▸ Given instruction
Write out every entry exactly as given, but omit the pictures.

[Dataset records on visual material]
* Start *
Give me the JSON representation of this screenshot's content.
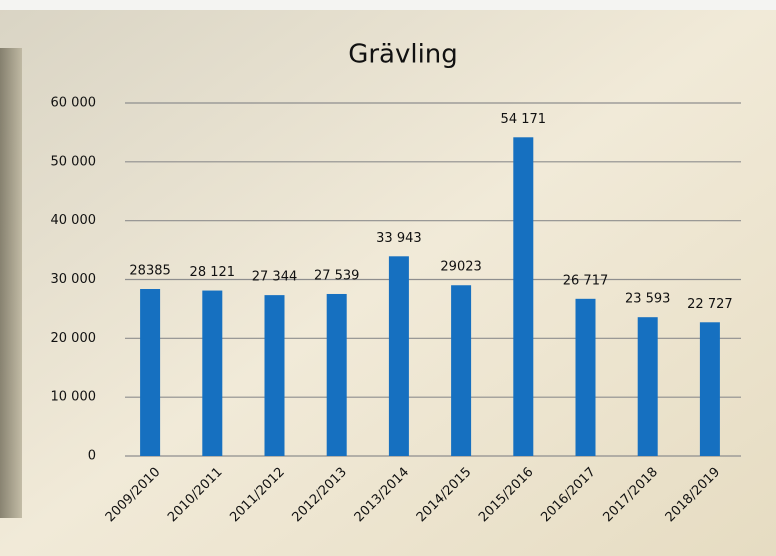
{
  "chart_data": {
    "type": "bar",
    "title": "Grävling",
    "categories": [
      "2009/2010",
      "2010/2011",
      "2011/2012",
      "2012/2013",
      "2013/2014",
      "2014/2015",
      "2015/2016",
      "2016/2017",
      "2017/2018",
      "2018/2019"
    ],
    "values": [
      28385,
      28121,
      27344,
      27539,
      33943,
      29023,
      54171,
      26717,
      23593,
      22727
    ],
    "value_labels": [
      "28385",
      "28 121",
      "27 344",
      "27 539",
      "33 943",
      "29023",
      "54 171",
      "26 717",
      "23 593",
      "22 727"
    ],
    "color": "#1670c0",
    "ylim": [
      0,
      60000
    ],
    "yticks": [
      0,
      {
        "value": 10000,
        "label": "10 000"
      },
      {
        "value": 20000,
        "label": "20 000"
      },
      {
        "value": 30000,
        "label": "30 000"
      },
      {
        "value": 40000,
        "label": "40 000"
      },
      {
        "value": 50000,
        "label": "50 000"
      },
      {
        "value": 60000,
        "label": "60 000"
      }
    ],
    "grid": true
  }
}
* End *
▸ The reply
Give me the JSON representation of this screenshot's content.
{
  "chart_data": {
    "type": "bar",
    "title": "Grävling",
    "categories": [
      "2009/2010",
      "2010/2011",
      "2011/2012",
      "2012/2013",
      "2013/2014",
      "2014/2015",
      "2015/2016",
      "2016/2017",
      "2017/2018",
      "2018/2019"
    ],
    "values": [
      28385,
      28121,
      27344,
      27539,
      33943,
      29023,
      54171,
      26717,
      23593,
      22727
    ],
    "value_labels": [
      "28385",
      "28 121",
      "27 344",
      "27 539",
      "33 943",
      "29023",
      "54 171",
      "26 717",
      "23 593",
      "22 727"
    ],
    "color": "#1670c0",
    "ylim": [
      0,
      60000
    ],
    "yticks": [
      0,
      {
        "value": 10000,
        "label": "10 000"
      },
      {
        "value": 20000,
        "label": "20 000"
      },
      {
        "value": 30000,
        "label": "30 000"
      },
      {
        "value": 40000,
        "label": "40 000"
      },
      {
        "value": 50000,
        "label": "50 000"
      },
      {
        "value": 60000,
        "label": "60 000"
      }
    ],
    "grid": true
  }
}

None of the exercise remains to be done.